● Aim of the exercise
Pick out the lines in the listing below that contain the word "many" and copy them.

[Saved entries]
──────
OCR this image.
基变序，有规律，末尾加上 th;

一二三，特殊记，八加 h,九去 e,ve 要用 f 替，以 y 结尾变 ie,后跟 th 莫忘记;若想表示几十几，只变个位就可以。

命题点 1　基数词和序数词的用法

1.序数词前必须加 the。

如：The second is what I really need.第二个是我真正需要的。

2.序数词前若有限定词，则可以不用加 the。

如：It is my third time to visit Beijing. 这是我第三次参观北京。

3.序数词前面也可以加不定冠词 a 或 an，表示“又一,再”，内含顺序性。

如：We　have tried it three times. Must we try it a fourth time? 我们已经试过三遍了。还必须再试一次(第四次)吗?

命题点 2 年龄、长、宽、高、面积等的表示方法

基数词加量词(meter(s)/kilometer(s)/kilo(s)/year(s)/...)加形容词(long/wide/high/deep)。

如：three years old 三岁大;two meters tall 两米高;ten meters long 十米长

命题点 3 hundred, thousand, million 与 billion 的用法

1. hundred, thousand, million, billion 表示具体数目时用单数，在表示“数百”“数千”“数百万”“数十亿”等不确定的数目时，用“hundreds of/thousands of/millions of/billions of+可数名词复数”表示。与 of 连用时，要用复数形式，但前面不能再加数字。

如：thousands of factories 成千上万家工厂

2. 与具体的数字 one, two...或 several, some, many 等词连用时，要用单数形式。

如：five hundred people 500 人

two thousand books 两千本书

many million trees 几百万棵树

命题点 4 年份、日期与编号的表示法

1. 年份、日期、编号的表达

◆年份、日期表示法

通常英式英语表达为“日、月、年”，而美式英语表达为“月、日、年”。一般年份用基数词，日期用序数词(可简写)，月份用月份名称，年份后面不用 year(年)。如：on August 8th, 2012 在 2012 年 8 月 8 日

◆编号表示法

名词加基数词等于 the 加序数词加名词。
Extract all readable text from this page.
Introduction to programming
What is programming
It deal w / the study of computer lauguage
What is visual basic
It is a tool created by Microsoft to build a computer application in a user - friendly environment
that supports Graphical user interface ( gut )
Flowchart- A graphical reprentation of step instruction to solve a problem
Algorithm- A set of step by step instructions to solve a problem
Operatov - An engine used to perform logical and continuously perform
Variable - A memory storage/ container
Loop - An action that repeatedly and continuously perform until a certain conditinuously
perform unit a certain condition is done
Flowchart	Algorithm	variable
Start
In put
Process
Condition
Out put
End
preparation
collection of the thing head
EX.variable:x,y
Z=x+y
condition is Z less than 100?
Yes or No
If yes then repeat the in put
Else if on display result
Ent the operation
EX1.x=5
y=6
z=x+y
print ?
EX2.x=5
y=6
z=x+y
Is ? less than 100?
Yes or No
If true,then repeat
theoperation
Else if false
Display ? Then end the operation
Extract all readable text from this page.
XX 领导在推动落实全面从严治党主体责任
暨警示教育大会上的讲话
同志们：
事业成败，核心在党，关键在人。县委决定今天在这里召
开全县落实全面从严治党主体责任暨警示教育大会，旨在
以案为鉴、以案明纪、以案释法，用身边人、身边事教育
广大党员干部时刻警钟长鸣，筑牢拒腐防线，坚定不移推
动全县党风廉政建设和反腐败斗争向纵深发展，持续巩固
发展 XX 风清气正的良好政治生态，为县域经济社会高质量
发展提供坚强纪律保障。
──────
● Response
2. 与具体的数字 one, two...或 several, some, many 等词连用时，要用单数形式。
many million trees 几百万棵树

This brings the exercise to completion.